▶ _What is being asked_:
Begin at the first of the entries and stop after the line that has "- y-tick-label: 0.000: [555, 323, 567, 351]". Rewrite those lines with "x-tick-label" changed to "x-axis-tick" wherever it occurs, leaving everything else as it stands.

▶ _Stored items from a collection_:
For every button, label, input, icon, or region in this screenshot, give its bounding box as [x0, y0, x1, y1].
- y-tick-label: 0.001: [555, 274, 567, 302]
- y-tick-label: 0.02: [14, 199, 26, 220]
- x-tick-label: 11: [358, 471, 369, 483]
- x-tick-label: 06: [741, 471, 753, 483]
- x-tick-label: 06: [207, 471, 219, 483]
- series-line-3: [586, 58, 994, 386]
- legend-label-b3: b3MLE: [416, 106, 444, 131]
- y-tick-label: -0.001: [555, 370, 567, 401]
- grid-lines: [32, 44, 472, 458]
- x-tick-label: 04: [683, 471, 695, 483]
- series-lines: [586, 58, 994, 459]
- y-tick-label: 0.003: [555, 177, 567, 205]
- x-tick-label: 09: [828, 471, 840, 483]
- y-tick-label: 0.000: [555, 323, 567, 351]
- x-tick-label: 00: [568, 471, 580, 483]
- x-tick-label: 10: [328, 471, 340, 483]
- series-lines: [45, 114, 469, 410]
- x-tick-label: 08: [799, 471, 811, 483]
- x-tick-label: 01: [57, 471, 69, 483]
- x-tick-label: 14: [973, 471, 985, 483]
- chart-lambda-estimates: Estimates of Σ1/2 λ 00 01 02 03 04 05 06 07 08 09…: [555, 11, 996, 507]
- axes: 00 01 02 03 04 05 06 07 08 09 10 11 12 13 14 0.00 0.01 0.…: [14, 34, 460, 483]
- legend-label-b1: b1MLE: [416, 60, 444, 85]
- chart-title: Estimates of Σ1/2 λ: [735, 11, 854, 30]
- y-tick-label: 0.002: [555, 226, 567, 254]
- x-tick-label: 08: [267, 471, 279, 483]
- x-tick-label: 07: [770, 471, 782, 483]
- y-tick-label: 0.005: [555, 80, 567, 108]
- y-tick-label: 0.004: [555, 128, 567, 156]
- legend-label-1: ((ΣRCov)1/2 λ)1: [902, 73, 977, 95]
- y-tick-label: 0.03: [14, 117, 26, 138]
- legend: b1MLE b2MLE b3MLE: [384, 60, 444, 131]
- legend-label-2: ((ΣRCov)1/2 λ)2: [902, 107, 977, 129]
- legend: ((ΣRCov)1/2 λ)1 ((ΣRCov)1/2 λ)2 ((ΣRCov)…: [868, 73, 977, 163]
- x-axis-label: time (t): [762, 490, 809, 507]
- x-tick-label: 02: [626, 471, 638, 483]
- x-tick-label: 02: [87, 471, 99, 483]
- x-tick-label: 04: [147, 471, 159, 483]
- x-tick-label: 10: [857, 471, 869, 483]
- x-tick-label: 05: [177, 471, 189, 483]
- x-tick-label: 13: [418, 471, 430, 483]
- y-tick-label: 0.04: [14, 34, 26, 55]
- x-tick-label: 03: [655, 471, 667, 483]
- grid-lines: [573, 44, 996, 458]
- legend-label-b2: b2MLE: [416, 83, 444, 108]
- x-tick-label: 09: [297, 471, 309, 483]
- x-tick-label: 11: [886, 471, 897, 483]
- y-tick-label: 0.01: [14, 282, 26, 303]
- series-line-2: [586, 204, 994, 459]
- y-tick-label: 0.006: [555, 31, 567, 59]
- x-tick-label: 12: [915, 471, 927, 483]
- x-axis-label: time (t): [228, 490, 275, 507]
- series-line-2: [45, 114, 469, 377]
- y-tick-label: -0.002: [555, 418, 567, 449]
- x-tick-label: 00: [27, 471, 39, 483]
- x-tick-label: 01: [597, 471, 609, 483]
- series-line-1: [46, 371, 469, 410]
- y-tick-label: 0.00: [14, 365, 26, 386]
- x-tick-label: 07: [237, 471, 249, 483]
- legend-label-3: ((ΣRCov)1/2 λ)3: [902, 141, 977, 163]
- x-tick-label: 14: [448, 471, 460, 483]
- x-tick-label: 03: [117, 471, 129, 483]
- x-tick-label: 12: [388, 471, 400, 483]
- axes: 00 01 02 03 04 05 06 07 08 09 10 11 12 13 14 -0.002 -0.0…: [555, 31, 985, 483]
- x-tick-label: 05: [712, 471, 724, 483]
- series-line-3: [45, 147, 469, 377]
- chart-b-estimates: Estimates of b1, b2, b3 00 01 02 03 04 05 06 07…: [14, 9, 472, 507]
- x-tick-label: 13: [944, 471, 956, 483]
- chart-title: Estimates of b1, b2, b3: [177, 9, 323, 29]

▶ _Exercise answer_:
For every button, label, input, icon, or region in this screenshot, give its bounding box as [x0, y0, x1, y1].
- y-tick-label: 0.001: [555, 274, 567, 302]
- y-tick-label: 0.02: [14, 199, 26, 220]
- x-axis-tick: 11: [358, 471, 369, 483]
- x-axis-tick: 06: [741, 471, 753, 483]
- x-axis-tick: 06: [207, 471, 219, 483]
- series-line-3: [586, 58, 994, 386]
- legend-label-b3: b3MLE: [416, 106, 444, 131]
- y-tick-label: -0.001: [555, 370, 567, 401]
- grid-lines: [32, 44, 472, 458]
- x-axis-tick: 04: [683, 471, 695, 483]
- series-lines: [586, 58, 994, 459]
- y-tick-label: 0.003: [555, 177, 567, 205]
- x-axis-tick: 09: [828, 471, 840, 483]
- y-tick-label: 0.000: [555, 323, 567, 351]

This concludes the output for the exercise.